Please quote every line word for word.

Records shown:
========================

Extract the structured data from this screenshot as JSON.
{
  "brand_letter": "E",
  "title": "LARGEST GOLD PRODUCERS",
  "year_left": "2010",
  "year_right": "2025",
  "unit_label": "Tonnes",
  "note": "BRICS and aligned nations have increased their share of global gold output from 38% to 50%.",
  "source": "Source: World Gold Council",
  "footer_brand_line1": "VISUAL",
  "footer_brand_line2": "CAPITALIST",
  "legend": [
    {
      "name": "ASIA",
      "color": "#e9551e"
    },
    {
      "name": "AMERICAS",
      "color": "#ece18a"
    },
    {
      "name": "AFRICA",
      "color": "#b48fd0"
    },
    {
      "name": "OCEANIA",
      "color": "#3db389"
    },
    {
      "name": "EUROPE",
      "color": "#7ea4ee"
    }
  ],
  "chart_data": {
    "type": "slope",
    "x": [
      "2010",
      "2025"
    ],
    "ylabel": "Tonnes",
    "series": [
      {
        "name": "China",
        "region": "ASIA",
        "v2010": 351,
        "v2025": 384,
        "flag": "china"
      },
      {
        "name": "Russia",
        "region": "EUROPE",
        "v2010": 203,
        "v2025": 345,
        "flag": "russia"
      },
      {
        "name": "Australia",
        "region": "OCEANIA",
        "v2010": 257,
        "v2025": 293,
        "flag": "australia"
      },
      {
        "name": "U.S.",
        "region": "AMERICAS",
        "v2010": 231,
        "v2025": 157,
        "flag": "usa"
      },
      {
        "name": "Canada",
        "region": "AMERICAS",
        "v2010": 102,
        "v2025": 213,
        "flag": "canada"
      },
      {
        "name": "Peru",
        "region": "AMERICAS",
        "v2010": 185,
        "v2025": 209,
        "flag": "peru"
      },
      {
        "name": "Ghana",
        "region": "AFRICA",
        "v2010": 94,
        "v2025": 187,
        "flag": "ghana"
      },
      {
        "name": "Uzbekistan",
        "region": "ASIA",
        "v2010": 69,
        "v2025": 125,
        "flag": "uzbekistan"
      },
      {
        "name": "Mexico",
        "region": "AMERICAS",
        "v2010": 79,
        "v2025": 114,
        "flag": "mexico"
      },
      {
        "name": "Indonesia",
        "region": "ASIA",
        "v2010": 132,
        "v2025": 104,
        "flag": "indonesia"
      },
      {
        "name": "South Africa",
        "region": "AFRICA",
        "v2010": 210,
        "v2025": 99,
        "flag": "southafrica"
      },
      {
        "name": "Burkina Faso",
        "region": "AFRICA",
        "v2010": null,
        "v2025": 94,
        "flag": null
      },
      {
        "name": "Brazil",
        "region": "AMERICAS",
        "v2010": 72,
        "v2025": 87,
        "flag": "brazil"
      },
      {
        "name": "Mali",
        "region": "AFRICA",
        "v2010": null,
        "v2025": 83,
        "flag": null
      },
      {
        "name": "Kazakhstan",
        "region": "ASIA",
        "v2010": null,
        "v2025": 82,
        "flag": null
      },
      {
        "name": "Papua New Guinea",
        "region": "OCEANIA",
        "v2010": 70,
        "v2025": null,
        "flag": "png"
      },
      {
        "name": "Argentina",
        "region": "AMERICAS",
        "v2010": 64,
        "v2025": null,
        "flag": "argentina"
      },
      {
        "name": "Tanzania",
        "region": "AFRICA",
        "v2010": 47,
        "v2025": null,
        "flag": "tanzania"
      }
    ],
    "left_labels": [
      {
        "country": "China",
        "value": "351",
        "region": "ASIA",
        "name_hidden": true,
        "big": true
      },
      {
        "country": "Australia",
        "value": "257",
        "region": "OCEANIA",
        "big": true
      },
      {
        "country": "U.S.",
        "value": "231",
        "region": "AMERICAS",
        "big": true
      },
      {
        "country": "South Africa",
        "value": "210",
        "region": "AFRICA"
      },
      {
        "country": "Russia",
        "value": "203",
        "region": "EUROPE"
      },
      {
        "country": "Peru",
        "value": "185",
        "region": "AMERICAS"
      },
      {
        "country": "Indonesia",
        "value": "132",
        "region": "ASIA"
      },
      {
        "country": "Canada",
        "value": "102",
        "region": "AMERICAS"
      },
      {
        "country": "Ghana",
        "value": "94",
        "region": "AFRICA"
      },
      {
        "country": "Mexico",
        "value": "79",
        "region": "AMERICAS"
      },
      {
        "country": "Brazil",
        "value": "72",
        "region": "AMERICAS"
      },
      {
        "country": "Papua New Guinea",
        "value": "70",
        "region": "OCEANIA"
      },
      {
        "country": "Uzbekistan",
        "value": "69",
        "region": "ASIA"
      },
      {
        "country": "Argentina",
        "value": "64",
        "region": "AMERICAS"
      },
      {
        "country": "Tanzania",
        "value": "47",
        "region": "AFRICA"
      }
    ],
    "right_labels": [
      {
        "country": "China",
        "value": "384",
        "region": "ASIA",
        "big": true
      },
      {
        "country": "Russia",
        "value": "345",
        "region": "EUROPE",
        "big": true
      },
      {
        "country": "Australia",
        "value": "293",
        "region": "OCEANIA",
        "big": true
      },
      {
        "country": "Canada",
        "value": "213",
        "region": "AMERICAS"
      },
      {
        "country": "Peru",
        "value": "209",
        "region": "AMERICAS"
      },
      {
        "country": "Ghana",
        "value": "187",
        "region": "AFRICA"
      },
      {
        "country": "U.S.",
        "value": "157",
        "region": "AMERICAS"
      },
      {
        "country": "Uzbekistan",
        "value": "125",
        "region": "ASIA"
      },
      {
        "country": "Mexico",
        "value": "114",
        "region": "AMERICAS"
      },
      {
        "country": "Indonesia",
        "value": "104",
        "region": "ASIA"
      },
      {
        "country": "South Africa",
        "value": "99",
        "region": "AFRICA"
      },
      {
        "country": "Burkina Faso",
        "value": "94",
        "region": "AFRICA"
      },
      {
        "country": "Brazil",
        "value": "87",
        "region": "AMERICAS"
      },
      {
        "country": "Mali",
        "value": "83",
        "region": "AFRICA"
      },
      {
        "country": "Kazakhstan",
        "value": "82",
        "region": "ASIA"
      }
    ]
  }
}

========================

Reply to the task:
Extract the structured data from this screenshot as JSON.
{
  "brand_letter": "E",
  "title": "LARGEST GOLD PRODUCERS",
  "year_left": "2010",
  "year_right": "2025",
  "unit_label": "Tonnes",
  "note": "BRICS and aligned nations have increased their share of global gold output from 38% to 50%.",
  "source": "Source: World Gold Council",
  "footer_brand_line1": "VISUAL",
  "footer_brand_line2": "CAPITALIST",
  "legend": [
    {
      "name": "ASIA",
      "color": "#e9551e"
    },
    {
      "name": "AMERICAS",
      "color": "#ece18a"
    },
    {
      "name": "AFRICA",
      "color": "#b48fd0"
    },
    {
      "name": "OCEANIA",
      "color": "#3db389"
    },
    {
      "name": "EUROPE",
      "color": "#7ea4ee"
    }
  ],
  "chart_data": {
    "type": "slope",
    "x": [
      "2010",
      "2025"
    ],
    "ylabel": "Tonnes",
    "series": [
      {
        "name": "China",
        "region": "ASIA",
        "v2010": 351,
        "v2025": 384,
        "flag": "china"
      },
      {
        "name": "Russia",
        "region": "EUROPE",
        "v2010": 203,
        "v2025": 345,
        "flag": "russia"
      },
      {
        "name": "Australia",
        "region": "OCEANIA",
        "v2010": 257,
        "v2025": 293,
        "flag": "australia"
      },
      {
        "name": "U.S.",
        "region": "AMERICAS",
        "v2010": 231,
        "v2025": 157,
        "flag": "usa"
      },
      {
        "name": "Canada",
        "region": "AMERICAS",
        "v2010": 102,
        "v2025": 213,
        "flag": "canada"
      },
      {
        "name": "Peru",
        "region": "AMERICAS",
        "v2010": 185,
        "v2025": 209,
        "flag": "peru"
      },
      {
        "name": "Ghana",
        "region": "AFRICA",
        "v2010": 94,
        "v2025": 187,
        "flag": "ghana"
      },
      {
        "name": "Uzbekistan",
        "region": "ASIA",
        "v2010": 69,
        "v2025": 125,
        "flag": "uzbekistan"
      },
      {
        "name": "Mexico",
        "region": "AMERICAS",
        "v2010": 79,
        "v2025": 114,
        "flag": "mexico"
      },
      {
        "name": "Indonesia",
        "region": "ASIA",
        "v2010": 132,
        "v2025": 104,
        "flag": "indonesia"
      },
      {
        "name": "South Africa",
        "region": "AFRICA",
        "v2010": 210,
        "v2025": 99,
        "flag": "southafrica"
      },
      {
        "name": "Burkina Faso",
        "region": "AFRICA",
        "v2010": null,
        "v2025": 94,
        "flag": null
      },
      {
        "name": "Brazil",
        "region": "AMERICAS",
        "v2010": 72,
        "v2025": 87,
        "flag": "brazil"
      },
      {
        "name": "Mali",
        "region": "AFRICA",
        "v2010": null,
        "v2025": 83,
        "flag": null
      },
      {
        "name": "Kazakhstan",
        "region": "ASIA",
        "v2010": null,
        "v2025": 82,
        "flag": null
      },
      {
        "name": "Papua New Guinea",
        "region": "OCEANIA",
        "v2010": 70,
        "v2025": null,
        "flag": "png"
      },
      {
        "name": "Argentina",
        "region": "AMERICAS",
        "v2010": 64,
        "v2025": null,
        "flag": "argentina"
      },
      {
        "name": "Tanzania",
        "region": "AFRICA",
        "v2010": 47,
        "v2025": null,
        "flag": "tanzania"
      }
    ],
    "left_labels": [
      {
        "country": "China",
        "value": "351",
        "region": "ASIA",
        "name_hidden": true,
        "big": true
      },
      {
        "country": "Australia",
        "value": "257",
        "region": "OCEANIA",
        "big": true
      },
      {
        "country": "U.S.",
        "value": "231",
        "region": "AMERICAS",
        "big": true
      },
      {
        "country": "South Africa",
        "value": "210",
        "region": "AFRICA"
      },
      {
        "country": "Russia",
        "value": "203",
        "region": "EUROPE"
      },
      {
        "country": "Peru",
        "value": "185",
        "region": "AMERICAS"
      },
      {
        "country": "Indonesia",
        "value": "132",
        "region": "ASIA"
      },
      {
        "country": "Canada",
        "value": "102",
        "region": "AMERICAS"
      },
      {
        "country": "Ghana",
        "value": "94",
        "region": "AFRICA"
      },
      {
        "country": "Mexico",
        "value": "79",
        "region": "AMERICAS"
      },
      {
        "country": "Brazil",
        "value": "72",
        "region": "AMERICAS"
      },
      {
        "country": "Papua New Guinea",
        "value": "70",
        "region": "OCEANIA"
      },
      {
        "country": "Uzbekistan",
        "value": "69",
        "region": "ASIA"
      },
      {
        "country": "Argentina",
        "value": "64",
        "region": "AMERICAS"
      },
      {
        "country": "Tanzania",
        "value": "47",
        "region": "AFRICA"
      }
    ],
    "right_labels": [
      {
        "country": "China",
        "value": "384",
        "region": "ASIA",
        "big": true
      },
      {
        "country": "Russia",
        "value": "345",
        "region": "EUROPE",
        "big": true
      },
      {
        "country": "Australia",
        "value": "293",
        "region": "OCEANIA",
        "big": true
      },
      {
        "country": "Canada",
        "value": "213",
        "region": "AMERICAS"
      },
      {
        "country": "Peru",
        "value": "209",
        "region": "AMERICAS"
      },
      {
        "country": "Ghana",
        "value": "187",
        "region": "AFRICA"
      },
      {
        "country": "U.S.",
        "value": "157",
        "region": "AMERICAS"
      },
      {
        "country": "Uzbekistan",
        "value": "125",
        "region": "ASIA"
      },
      {
        "country": "Mexico",
        "value": "114",
        "region": "AMERICAS"
      },
      {
        "country": "Indonesia",
        "value": "104",
        "region": "ASIA"
      },
      {
        "country": "South Africa",
        "value": "99",
        "region": "AFRICA"
      },
      {
        "country": "Burkina Faso",
        "value": "94",
        "region": "AFRICA"
      },
      {
        "country": "Brazil",
        "value": "87",
        "region": "AMERICAS"
      },
      {
        "country": "Mali",
        "value": "83",
        "region": "AFRICA"
      },
      {
        "country": "Kazakhstan",
        "value": "82",
        "region": "ASIA"
      }
    ]
  }
}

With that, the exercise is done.